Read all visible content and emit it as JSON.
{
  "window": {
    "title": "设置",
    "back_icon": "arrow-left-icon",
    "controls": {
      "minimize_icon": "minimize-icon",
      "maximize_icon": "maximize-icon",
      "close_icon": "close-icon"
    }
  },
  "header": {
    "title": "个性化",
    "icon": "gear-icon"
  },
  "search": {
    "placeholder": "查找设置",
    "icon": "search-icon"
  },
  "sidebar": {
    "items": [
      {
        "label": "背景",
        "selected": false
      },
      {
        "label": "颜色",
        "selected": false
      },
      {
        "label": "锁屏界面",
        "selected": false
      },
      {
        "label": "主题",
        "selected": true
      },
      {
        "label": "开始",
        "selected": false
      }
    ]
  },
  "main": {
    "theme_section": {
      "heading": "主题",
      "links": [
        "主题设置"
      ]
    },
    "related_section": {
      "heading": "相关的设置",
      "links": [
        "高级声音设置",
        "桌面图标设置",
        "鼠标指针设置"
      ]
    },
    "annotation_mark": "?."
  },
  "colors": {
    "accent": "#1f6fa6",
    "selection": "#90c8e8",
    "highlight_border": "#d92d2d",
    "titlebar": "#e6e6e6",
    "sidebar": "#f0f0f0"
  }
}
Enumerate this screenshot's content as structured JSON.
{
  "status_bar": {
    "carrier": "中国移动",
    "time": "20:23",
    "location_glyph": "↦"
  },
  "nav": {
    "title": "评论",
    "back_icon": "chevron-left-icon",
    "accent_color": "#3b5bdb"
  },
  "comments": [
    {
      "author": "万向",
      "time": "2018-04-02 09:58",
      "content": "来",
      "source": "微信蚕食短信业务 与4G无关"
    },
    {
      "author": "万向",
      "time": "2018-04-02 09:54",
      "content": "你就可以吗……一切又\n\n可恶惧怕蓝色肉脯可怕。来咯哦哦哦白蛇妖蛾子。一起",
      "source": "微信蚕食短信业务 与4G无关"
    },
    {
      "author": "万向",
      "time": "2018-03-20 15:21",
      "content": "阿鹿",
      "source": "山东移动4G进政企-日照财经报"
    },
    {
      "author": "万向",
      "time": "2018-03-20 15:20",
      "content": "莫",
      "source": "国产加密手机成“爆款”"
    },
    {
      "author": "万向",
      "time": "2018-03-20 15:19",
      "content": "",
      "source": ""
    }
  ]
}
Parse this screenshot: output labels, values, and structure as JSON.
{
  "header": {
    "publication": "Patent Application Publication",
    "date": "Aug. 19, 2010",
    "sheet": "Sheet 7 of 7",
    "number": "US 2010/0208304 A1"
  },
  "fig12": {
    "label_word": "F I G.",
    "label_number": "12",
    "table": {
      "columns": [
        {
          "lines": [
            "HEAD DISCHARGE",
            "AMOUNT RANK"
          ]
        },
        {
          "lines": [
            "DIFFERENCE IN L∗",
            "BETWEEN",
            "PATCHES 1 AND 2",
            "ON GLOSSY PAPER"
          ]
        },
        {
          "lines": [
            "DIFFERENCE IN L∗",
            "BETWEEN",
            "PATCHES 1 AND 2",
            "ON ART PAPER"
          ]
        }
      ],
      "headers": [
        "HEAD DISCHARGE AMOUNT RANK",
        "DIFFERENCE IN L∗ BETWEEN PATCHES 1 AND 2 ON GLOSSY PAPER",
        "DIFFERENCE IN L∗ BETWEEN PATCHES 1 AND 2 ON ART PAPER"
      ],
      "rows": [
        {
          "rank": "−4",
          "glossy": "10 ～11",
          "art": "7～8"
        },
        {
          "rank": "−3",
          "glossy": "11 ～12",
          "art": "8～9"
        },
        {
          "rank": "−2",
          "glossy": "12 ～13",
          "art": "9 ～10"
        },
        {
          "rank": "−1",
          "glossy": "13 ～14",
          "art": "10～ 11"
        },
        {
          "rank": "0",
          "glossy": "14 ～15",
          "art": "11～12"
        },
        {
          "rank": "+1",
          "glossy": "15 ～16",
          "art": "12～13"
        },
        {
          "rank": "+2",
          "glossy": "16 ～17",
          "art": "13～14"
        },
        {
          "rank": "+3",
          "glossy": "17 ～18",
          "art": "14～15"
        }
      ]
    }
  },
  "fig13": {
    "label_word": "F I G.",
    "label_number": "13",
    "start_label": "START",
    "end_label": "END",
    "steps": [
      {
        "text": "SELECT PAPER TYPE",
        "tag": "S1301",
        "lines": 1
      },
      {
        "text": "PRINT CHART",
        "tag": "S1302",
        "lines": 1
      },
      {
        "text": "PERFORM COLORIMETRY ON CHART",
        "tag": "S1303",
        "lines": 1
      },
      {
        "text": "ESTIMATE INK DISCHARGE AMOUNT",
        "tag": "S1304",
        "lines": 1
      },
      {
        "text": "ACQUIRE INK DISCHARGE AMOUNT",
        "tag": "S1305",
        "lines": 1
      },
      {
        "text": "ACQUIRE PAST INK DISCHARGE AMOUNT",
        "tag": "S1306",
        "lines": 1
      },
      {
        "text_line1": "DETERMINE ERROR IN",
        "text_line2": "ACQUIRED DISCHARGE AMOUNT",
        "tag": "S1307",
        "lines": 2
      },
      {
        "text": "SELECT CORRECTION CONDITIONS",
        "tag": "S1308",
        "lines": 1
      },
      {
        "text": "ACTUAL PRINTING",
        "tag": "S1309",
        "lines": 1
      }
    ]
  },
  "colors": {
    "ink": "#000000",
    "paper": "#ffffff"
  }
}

WRITTEN TASK. Restate each of the entries above verbatim.

THE SOLUTION.
Read all visible content and emit it as JSON.
{
  "window": {
    "title": "设置",
    "back_icon": "arrow-left-icon",
    "controls": {
      "minimize_icon": "minimize-icon",
      "maximize_icon": "maximize-icon",
      "close_icon": "close-icon"
    }
  },
  "header": {
    "title": "个性化",
    "icon": "gear-icon"
  },
  "search": {
    "placeholder": "查找设置",
    "icon": "search-icon"
  },
  "sidebar": {
    "items": [
      {
        "label": "背景",
        "selected": false
      },
      {
        "label": "颜色",
        "selected": false
      },
      {
        "label": "锁屏界面",
        "selected": false
      },
      {
        "label": "主题",
        "selected": true
      },
      {
        "label": "开始",
        "selected": false
      }
    ]
  },
  "main": {
    "theme_section": {
      "heading": "主题",
      "links": [
        "主题设置"
      ]
    },
    "related_section": {
      "heading": "相关的设置",
      "links": [
        "高级声音设置",
        "桌面图标设置",
        "鼠标指针设置"
      ]
    },
    "annotation_mark": "?."
  },
  "colors": {
    "accent": "#1f6fa6",
    "selection": "#90c8e8",
    "highlight_border": "#d92d2d",
    "titlebar": "#e6e6e6",
    "sidebar": "#f0f0f0"
  }
}
Enumerate this screenshot's content as structured JSON.
{
  "status_bar": {
    "carrier": "中国移动",
    "time": "20:23",
    "location_glyph": "↦"
  },
  "nav": {
    "title": "评论",
    "back_icon": "chevron-left-icon",
    "accent_color": "#3b5bdb"
  },
  "comments": [
    {
      "author": "万向",
      "time": "2018-04-02 09:58",
      "content": "来",
      "source": "微信蚕食短信业务 与4G无关"
    },
    {
      "author": "万向",
      "time": "2018-04-02 09:54",
      "content": "你就可以吗……一切又\n\n可恶惧怕蓝色肉脯可怕。来咯哦哦哦白蛇妖蛾子。一起",
      "source": "微信蚕食短信业务 与4G无关"
    },
    {
      "author": "万向",
      "time": "2018-03-20 15:21",
      "content": "阿鹿",
      "source": "山东移动4G进政企-日照财经报"
    },
    {
      "author": "万向",
      "time": "2018-03-20 15:20",
      "content": "莫",
      "source": "国产加密手机成“爆款”"
    },
    {
      "author": "万向",
      "time": "2018-03-20 15:19",
      "content": "",
      "source": ""
    }
  ]
}
Parse this screenshot: output labels, values, and structure as JSON.
{
  "header": {
    "publication": "Patent Application Publication",
    "date": "Aug. 19, 2010",
    "sheet": "Sheet 7 of 7",
    "number": "US 2010/0208304 A1"
  },
  "fig12": {
    "label_word": "F I G.",
    "label_number": "12",
    "table": {
      "columns": [
        {
          "lines": [
            "HEAD DISCHARGE",
            "AMOUNT RANK"
          ]
        },
        {
          "lines": [
            "DIFFERENCE IN L∗",
            "BETWEEN",
            "PATCHES 1 AND 2",
            "ON GLOSSY PAPER"
          ]
        },
        {
          "lines": [
            "DIFFERENCE IN L∗",
            "BETWEEN",
            "PATCHES 1 AND 2",
            "ON ART PAPER"
          ]
        }
      ],
      "headers": [
        "HEAD DISCHARGE AMOUNT RANK",
        "DIFFERENCE IN L∗ BETWEEN PATCHES 1 AND 2 ON GLOSSY PAPER",
        "DIFFERENCE IN L∗ BETWEEN PATCHES 1 AND 2 ON ART PAPER"
      ],
      "rows": [
        {
          "rank": "−4",
          "glossy": "10 ～11",
          "art": "7～8"
        },
        {
          "rank": "−3",
          "glossy": "11 ～12",
          "art": "8～9"
        },
        {
          "rank": "−2",
          "glossy": "12 ～13",
          "art": "9 ～10"
        },
        {
          "rank": "−1",
          "glossy": "13 ～14",
          "art": "10～ 11"
        },
        {
          "rank": "0",
          "glossy": "14 ～15",
          "art": "11～12"
        },
        {
          "rank": "+1",
          "glossy": "15 ～16",
          "art": "12～13"
        },
        {
          "rank": "+2",
          "glossy": "16 ～17",
          "art": "13～14"
        },
        {
          "rank": "+3",
          "glossy": "17 ～18",
          "art": "14～15"
        }
      ]
    }
  },
  "fig13": {
    "label_word": "F I G.",
    "label_number": "13",
    "start_label": "START",
    "end_label": "END",
    "steps": [
      {
        "text": "SELECT PAPER TYPE",
        "tag": "S1301",
        "lines": 1
      },
      {
        "text": "PRINT CHART",
        "tag": "S1302",
        "lines": 1
      },
      {
        "text": "PERFORM COLORIMETRY ON CHART",
        "tag": "S1303",
        "lines": 1
      },
      {
        "text": "ESTIMATE INK DISCHARGE AMOUNT",
        "tag": "S1304",
        "lines": 1
      },
      {
        "text": "ACQUIRE INK DISCHARGE AMOUNT",
        "tag": "S1305",
        "lines": 1
      },
      {
        "text": "ACQUIRE PAST INK DISCHARGE AMOUNT",
        "tag": "S1306",
        "lines": 1
      },
      {
        "text_line1": "DETERMINE ERROR IN",
        "text_line2": "ACQUIRED DISCHARGE AMOUNT",
        "tag": "S1307",
        "lines": 2
      },
      {
        "text": "SELECT CORRECTION CONDITIONS",
        "tag": "S1308",
        "lines": 1
      },
      {
        "text": "ACTUAL PRINTING",
        "tag": "S1309",
        "lines": 1
      }
    ]
  },
  "colors": {
    "ink": "#000000",
    "paper": "#ffffff"
  }
}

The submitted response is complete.